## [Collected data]
- - - - -
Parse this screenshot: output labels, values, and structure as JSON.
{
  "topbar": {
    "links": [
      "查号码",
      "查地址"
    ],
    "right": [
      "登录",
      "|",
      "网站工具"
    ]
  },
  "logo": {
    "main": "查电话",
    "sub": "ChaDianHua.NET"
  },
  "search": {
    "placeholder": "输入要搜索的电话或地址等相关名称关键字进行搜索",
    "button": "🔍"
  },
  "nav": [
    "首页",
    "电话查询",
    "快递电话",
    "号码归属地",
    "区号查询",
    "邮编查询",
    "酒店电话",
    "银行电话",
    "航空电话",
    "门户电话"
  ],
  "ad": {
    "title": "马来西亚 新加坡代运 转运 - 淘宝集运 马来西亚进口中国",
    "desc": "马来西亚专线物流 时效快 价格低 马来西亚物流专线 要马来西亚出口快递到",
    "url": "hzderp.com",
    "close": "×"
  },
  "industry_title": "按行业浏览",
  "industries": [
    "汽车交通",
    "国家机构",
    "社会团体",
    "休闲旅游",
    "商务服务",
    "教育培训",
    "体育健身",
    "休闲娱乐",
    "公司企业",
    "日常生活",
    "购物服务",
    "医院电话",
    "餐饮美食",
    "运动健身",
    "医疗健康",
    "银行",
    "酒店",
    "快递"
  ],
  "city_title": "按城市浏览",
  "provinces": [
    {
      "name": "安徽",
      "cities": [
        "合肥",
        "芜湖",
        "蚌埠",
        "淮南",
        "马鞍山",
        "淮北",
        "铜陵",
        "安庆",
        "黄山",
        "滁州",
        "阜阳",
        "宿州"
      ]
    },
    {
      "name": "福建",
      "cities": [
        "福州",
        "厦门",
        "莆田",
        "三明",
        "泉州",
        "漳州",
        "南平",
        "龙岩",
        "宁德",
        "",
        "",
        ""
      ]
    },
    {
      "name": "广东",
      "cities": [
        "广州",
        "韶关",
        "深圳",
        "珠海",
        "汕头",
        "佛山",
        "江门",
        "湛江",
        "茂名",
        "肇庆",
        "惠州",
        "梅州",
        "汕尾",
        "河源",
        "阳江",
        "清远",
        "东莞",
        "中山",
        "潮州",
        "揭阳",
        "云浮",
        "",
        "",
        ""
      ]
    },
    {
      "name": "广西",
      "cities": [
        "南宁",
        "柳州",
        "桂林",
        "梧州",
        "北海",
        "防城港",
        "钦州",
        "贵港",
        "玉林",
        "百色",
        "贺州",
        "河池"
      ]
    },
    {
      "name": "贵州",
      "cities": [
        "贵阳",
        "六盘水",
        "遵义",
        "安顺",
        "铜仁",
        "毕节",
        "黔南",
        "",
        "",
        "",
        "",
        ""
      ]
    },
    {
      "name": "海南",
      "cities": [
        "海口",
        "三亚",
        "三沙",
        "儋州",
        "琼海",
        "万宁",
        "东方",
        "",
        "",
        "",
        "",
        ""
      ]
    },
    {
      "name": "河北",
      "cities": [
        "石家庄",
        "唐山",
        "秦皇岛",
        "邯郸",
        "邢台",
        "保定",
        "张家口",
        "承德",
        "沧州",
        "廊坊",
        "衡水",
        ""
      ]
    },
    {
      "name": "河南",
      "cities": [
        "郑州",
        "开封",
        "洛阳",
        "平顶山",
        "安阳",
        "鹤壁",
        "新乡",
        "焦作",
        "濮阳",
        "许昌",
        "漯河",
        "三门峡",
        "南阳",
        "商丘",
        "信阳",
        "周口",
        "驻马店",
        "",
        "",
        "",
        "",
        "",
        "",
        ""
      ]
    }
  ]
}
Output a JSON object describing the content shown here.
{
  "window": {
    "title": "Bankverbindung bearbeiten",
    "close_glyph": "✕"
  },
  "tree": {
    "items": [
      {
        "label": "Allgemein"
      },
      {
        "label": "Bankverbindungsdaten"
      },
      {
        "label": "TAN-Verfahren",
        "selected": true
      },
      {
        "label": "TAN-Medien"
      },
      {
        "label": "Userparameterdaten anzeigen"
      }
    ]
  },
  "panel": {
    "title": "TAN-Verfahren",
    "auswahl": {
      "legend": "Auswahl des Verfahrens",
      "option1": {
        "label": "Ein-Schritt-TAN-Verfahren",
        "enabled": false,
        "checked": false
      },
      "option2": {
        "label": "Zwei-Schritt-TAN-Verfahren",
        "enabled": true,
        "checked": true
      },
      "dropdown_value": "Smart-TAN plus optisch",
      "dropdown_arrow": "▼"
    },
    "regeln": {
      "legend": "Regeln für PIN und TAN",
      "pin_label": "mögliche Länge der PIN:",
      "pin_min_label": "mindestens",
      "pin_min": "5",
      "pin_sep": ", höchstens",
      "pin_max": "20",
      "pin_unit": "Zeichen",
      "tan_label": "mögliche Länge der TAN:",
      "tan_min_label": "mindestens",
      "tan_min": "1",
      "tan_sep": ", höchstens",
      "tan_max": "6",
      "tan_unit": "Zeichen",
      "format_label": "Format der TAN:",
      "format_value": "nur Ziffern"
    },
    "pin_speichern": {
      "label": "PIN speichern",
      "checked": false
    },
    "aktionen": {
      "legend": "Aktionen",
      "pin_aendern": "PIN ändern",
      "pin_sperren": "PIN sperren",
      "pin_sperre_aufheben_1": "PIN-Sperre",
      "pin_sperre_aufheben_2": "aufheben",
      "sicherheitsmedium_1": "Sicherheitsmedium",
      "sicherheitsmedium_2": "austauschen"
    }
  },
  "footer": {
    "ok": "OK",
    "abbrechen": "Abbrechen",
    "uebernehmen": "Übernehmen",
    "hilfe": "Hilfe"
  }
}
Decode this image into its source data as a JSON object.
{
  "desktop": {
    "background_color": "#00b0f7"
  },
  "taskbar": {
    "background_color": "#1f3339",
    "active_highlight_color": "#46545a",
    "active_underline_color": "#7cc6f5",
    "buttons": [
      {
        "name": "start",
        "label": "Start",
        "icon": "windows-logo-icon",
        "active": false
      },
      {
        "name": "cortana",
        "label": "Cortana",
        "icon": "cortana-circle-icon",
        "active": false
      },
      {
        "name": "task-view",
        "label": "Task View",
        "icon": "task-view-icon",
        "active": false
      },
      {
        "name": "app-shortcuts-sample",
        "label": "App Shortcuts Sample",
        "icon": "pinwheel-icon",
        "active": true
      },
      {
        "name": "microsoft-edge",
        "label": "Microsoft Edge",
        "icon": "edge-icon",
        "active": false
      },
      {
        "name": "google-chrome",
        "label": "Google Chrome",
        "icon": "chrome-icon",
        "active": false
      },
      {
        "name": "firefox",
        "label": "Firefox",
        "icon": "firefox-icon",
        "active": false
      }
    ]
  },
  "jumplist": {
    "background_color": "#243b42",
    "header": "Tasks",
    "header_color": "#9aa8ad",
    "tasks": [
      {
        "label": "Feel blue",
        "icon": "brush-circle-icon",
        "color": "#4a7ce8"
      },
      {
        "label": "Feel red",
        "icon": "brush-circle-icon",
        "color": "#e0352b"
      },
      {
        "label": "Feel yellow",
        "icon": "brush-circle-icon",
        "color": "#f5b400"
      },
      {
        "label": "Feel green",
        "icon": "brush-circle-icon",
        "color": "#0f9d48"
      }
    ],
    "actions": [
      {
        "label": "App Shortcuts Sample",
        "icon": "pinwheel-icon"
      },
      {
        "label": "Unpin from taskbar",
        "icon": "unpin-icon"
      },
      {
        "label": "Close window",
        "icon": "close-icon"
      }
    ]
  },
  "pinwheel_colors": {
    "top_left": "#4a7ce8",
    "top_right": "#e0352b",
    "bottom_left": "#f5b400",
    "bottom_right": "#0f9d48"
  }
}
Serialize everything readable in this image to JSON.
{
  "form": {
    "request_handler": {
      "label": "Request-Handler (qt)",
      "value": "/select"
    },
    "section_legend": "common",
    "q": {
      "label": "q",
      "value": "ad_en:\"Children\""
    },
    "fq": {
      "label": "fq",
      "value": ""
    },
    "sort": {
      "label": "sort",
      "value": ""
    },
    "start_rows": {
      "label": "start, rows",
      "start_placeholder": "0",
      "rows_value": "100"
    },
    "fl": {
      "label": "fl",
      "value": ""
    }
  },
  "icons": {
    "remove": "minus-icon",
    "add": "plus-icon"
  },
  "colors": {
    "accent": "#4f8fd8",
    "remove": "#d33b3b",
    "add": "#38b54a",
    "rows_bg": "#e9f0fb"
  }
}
- - - - -
## [TASK]
Begin with the line that contains "Serialize everything readable" and quote each line after it exactly, stopping after the last line of the data.

## [COMPLETE OUTPUT]
Serialize everything readable in this image to JSON.
{
  "form": {
    "request_handler": {
      "label": "Request-Handler (qt)",
      "value": "/select"
    },
    "section_legend": "common",
    "q": {
      "label": "q",
      "value": "ad_en:\"Children\""
    },
    "fq": {
      "label": "fq",
      "value": ""
    },
    "sort": {
      "label": "sort",
      "value": ""
    },
    "start_rows": {
      "label": "start, rows",
      "start_placeholder": "0",
      "rows_value": "100"
    },
    "fl": {
      "label": "fl",
      "value": ""
    }
  },
  "icons": {
    "remove": "minus-icon",
    "add": "plus-icon"
  },
  "colors": {
    "accent": "#4f8fd8",
    "remove": "#d33b3b",
    "add": "#38b54a",
    "rows_bg": "#e9f0fb"
  }
}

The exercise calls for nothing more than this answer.